→ **Treść zadania**
Ułóż jako listę numerowaną fragment rekordów od ich początku do wiersza zawierającego „bingo-cell[interactable]: Modulation [118, 338, 207, 427]”, z tym wierszem włącznie. Pomiń puste wiersze.

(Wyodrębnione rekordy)
= = =

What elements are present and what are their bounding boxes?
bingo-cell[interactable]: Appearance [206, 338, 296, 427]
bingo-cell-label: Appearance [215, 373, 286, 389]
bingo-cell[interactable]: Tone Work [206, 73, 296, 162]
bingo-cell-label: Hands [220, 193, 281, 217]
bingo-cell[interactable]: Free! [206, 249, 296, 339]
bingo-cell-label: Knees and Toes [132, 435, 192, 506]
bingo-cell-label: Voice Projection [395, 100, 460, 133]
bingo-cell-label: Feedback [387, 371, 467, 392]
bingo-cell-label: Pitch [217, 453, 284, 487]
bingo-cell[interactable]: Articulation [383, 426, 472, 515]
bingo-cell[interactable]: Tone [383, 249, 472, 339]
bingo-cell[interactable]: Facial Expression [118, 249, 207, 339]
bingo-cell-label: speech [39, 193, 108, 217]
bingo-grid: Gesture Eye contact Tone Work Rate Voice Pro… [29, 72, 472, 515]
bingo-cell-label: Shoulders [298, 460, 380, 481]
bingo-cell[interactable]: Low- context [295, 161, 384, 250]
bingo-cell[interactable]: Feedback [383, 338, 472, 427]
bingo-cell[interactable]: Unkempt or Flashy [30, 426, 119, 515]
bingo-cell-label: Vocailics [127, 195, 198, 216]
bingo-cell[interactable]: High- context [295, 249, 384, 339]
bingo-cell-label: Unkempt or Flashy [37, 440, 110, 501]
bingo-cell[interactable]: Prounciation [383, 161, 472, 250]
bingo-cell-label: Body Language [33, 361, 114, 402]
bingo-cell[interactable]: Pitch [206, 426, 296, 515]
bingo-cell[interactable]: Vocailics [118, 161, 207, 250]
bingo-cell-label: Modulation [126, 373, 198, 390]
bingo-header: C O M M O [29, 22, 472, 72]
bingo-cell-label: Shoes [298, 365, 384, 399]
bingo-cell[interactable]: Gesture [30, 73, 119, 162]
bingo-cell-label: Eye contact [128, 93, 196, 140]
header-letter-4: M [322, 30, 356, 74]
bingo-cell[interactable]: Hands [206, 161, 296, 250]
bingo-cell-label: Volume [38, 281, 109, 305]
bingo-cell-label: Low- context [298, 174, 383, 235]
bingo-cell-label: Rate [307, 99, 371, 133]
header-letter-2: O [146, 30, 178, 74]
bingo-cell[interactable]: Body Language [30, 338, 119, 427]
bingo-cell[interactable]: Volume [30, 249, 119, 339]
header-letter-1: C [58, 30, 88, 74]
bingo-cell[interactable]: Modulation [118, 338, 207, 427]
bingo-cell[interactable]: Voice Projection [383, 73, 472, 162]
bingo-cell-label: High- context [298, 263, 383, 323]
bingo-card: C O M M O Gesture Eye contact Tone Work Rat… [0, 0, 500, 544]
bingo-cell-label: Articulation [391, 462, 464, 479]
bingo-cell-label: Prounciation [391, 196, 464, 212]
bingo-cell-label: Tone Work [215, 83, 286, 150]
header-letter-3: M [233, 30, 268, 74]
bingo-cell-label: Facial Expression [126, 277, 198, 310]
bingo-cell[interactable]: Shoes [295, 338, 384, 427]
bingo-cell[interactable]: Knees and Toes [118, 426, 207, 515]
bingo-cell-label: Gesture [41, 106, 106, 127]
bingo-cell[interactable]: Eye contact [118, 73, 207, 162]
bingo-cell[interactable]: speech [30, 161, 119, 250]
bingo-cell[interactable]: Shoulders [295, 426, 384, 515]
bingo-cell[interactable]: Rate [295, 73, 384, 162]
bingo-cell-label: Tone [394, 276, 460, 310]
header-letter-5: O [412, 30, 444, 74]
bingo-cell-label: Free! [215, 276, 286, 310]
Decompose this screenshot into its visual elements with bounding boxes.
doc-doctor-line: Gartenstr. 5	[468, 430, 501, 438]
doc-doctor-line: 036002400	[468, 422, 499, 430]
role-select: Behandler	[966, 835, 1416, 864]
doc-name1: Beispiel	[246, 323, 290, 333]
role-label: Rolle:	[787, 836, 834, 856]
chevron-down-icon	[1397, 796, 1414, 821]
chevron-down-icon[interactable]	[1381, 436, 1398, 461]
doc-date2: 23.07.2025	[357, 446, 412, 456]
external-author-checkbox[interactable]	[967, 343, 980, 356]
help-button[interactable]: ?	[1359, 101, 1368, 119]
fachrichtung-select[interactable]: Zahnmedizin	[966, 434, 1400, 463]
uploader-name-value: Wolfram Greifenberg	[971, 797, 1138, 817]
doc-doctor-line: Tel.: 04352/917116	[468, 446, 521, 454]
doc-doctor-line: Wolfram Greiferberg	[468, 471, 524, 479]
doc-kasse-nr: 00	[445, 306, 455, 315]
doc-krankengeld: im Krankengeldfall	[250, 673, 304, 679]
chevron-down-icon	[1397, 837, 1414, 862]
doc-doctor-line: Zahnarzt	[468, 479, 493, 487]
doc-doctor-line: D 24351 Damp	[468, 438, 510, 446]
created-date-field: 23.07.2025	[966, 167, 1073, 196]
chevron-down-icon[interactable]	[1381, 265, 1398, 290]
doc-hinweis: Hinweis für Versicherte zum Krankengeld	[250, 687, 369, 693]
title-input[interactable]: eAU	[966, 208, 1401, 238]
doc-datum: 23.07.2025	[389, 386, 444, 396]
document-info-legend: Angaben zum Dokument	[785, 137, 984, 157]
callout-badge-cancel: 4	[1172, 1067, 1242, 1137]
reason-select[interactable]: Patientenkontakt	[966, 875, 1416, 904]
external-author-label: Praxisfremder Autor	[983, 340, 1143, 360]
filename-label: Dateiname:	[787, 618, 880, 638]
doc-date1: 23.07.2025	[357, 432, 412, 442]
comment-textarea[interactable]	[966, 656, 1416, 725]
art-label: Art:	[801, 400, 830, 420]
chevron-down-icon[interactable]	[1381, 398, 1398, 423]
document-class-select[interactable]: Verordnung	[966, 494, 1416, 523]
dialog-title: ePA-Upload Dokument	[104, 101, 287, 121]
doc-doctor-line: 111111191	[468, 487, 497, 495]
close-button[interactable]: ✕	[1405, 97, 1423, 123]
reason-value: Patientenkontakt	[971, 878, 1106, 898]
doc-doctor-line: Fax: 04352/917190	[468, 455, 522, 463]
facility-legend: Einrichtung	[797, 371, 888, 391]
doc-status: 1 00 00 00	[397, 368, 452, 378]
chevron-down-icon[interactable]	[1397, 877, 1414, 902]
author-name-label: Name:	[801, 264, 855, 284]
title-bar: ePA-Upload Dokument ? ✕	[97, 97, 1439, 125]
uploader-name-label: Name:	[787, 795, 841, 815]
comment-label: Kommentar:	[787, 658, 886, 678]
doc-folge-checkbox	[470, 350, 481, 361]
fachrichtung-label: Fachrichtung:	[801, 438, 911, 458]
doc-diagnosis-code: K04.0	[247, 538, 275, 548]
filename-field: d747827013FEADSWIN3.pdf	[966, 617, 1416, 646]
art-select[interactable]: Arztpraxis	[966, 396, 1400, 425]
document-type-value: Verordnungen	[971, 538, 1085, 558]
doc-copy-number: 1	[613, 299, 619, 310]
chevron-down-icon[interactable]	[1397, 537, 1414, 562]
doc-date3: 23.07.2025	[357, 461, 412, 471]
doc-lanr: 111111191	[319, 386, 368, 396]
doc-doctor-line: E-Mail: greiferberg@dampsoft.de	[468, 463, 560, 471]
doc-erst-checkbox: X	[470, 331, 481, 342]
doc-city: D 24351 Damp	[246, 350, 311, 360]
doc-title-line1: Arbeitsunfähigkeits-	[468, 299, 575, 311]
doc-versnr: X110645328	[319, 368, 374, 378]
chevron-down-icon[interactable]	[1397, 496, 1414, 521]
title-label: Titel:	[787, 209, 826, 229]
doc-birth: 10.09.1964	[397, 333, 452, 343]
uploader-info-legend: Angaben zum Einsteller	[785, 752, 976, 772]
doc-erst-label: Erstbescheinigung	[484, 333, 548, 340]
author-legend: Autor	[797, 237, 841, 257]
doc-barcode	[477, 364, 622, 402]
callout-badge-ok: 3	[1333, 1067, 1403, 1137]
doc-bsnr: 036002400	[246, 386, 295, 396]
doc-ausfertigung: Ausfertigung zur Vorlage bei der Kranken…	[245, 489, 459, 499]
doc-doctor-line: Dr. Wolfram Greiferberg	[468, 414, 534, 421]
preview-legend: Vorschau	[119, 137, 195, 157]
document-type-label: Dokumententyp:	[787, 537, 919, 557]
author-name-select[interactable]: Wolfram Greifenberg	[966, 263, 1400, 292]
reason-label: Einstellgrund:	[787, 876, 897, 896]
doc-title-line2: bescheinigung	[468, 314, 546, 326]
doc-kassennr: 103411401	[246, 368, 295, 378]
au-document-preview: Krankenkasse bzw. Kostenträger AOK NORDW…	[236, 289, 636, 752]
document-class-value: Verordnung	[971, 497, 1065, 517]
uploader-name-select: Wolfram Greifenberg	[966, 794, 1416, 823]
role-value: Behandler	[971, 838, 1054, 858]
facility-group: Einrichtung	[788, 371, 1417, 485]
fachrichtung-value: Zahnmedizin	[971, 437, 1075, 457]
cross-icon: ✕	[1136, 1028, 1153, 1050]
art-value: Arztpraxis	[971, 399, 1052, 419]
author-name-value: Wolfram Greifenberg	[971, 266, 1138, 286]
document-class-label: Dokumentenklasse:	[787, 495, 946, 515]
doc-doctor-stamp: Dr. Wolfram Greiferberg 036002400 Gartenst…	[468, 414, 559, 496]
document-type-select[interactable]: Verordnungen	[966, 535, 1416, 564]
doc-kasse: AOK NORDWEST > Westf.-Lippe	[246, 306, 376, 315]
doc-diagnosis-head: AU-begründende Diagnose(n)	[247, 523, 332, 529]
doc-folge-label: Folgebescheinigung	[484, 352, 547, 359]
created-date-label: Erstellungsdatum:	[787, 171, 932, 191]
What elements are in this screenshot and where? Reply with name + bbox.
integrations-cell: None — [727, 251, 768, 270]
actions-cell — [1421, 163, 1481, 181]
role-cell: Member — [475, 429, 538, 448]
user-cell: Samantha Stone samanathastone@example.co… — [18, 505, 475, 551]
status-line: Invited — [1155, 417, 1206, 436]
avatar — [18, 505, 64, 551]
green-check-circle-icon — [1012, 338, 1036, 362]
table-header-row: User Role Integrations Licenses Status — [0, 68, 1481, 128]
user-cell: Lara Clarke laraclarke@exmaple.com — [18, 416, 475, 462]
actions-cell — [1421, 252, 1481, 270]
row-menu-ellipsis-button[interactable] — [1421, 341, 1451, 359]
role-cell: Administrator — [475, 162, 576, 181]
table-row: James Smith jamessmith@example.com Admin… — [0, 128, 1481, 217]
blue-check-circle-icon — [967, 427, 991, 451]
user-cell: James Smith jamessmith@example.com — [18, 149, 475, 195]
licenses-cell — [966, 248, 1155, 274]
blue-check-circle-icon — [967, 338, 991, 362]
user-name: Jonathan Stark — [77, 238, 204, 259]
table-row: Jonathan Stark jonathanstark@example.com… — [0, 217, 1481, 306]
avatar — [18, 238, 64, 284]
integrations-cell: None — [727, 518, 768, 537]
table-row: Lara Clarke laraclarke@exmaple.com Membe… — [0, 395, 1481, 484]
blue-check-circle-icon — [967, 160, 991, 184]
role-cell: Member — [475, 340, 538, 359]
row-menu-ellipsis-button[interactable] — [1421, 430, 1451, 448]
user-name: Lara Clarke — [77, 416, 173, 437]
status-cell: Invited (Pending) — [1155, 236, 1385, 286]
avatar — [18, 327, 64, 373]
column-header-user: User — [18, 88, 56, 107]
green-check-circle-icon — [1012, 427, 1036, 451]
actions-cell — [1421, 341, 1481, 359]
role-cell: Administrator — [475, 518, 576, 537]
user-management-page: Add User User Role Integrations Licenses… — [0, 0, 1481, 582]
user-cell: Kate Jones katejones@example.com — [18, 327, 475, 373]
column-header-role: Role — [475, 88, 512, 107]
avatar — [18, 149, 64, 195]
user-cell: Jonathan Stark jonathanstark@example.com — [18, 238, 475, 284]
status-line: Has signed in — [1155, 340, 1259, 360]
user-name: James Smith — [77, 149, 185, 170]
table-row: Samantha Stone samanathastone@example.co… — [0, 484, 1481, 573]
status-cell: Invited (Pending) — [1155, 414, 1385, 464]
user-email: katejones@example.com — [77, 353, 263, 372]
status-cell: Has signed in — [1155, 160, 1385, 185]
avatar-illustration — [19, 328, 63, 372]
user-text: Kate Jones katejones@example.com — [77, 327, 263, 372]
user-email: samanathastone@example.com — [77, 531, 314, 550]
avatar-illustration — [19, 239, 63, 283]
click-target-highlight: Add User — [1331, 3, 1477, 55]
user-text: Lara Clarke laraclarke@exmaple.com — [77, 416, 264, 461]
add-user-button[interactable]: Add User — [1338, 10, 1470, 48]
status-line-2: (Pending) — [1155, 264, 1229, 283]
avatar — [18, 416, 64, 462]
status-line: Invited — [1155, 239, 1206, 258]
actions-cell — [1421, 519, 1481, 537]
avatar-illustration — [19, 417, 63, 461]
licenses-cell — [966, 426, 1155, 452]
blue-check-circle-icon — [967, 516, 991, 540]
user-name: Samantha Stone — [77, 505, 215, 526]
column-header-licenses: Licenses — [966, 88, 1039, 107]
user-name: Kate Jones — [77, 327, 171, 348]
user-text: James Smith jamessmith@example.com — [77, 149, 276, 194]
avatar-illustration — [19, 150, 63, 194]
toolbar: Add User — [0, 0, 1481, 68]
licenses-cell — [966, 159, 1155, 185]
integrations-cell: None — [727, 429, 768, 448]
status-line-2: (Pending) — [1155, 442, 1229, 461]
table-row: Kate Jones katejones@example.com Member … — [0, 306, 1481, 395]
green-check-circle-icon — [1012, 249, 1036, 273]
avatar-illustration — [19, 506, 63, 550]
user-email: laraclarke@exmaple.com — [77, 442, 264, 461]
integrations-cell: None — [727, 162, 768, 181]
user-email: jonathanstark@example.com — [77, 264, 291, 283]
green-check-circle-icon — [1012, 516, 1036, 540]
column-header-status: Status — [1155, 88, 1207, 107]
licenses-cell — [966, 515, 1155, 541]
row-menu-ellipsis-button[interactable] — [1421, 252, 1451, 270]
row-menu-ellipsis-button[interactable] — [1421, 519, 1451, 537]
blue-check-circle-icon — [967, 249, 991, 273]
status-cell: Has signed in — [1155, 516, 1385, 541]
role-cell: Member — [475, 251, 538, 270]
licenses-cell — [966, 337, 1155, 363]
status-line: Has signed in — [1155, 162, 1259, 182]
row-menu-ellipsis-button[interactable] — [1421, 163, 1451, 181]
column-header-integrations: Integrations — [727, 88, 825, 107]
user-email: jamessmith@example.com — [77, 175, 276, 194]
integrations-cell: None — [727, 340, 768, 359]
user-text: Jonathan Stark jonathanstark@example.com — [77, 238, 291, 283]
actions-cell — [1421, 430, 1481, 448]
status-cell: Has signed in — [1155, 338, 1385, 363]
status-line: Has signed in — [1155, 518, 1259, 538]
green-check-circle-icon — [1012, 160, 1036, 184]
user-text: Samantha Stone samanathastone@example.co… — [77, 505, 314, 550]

= = =

→ **Odpowiedź poniżej**
1. What elements are present and what are their bounding boxes?
2. bingo-cell[interactable]: Appearance [206, 338, 296, 427]
3. bingo-cell-label: Appearance [215, 373, 286, 389]
4. bingo-cell[interactable]: Tone Work [206, 73, 296, 162]
5. bingo-cell-label: Hands [220, 193, 281, 217]
6. bingo-cell[interactable]: Free! [206, 249, 296, 339]
7. bingo-cell-label: Knees and Toes [132, 435, 192, 506]
8. bingo-cell-label: Voice Projection [395, 100, 460, 133]
9. bingo-cell-label: Feedback [387, 371, 467, 392]
10. bingo-cell-label: Pitch [217, 453, 284, 487]
11. bingo-cell[interactable]: Articulation [383, 426, 472, 515]
12. bingo-cell[interactable]: Tone [383, 249, 472, 339]
13. bingo-cell[interactable]: Facial Expression [118, 249, 207, 339]
14. bingo-cell-label: speech [39, 193, 108, 217]
15. bingo-grid: Gesture Eye contact Tone Work Rate Voice Pro… [29, 72, 472, 515]
16. bingo-cell-label: Shoulders [298, 460, 380, 481]
17. bingo-cell[interactable]: Low- context [295, 161, 384, 250]
18. bingo-cell[interactable]: Feedback [383, 338, 472, 427]
19. bingo-cell[interactable]: Unkempt or Flashy [30, 426, 119, 515]
20. bingo-cell-label: Vocailics [127, 195, 198, 216]
21. bingo-cell[interactable]: High- context [295, 249, 384, 339]
22. bingo-cell-label: Unkempt or Flashy [37, 440, 110, 501]
23. bingo-cell[interactable]: Prounciation [383, 161, 472, 250]
24. bingo-cell-label: Body Language [33, 361, 114, 402]
25. bingo-cell[interactable]: Pitch [206, 426, 296, 515]
26. bingo-cell[interactable]: Vocailics [118, 161, 207, 250]
27. bingo-cell-label: Modulation [126, 373, 198, 390]
28. bingo-header: C O M M O [29, 22, 472, 72]
29. bingo-cell-label: Shoes [298, 365, 384, 399]
30. bingo-cell[interactable]: Gesture [30, 73, 119, 162]
31. bingo-cell-label: Eye contact [128, 93, 196, 140]
32. header-letter-4: M [322, 30, 356, 74]
33. bingo-cell[interactable]: Hands [206, 161, 296, 250]
34. bingo-cell-label: Volume [38, 281, 109, 305]
35. bingo-cell-label: Low- context [298, 174, 383, 235]
36. bingo-cell-label: Rate [307, 99, 371, 133]
37. header-letter-2: O [146, 30, 178, 74]
38. bingo-cell[interactable]: Body Language [30, 338, 119, 427]
39. bingo-cell[interactable]: Volume [30, 249, 119, 339]
40. header-letter-1: C [58, 30, 88, 74]
41. bingo-cell[interactable]: Modulation [118, 338, 207, 427]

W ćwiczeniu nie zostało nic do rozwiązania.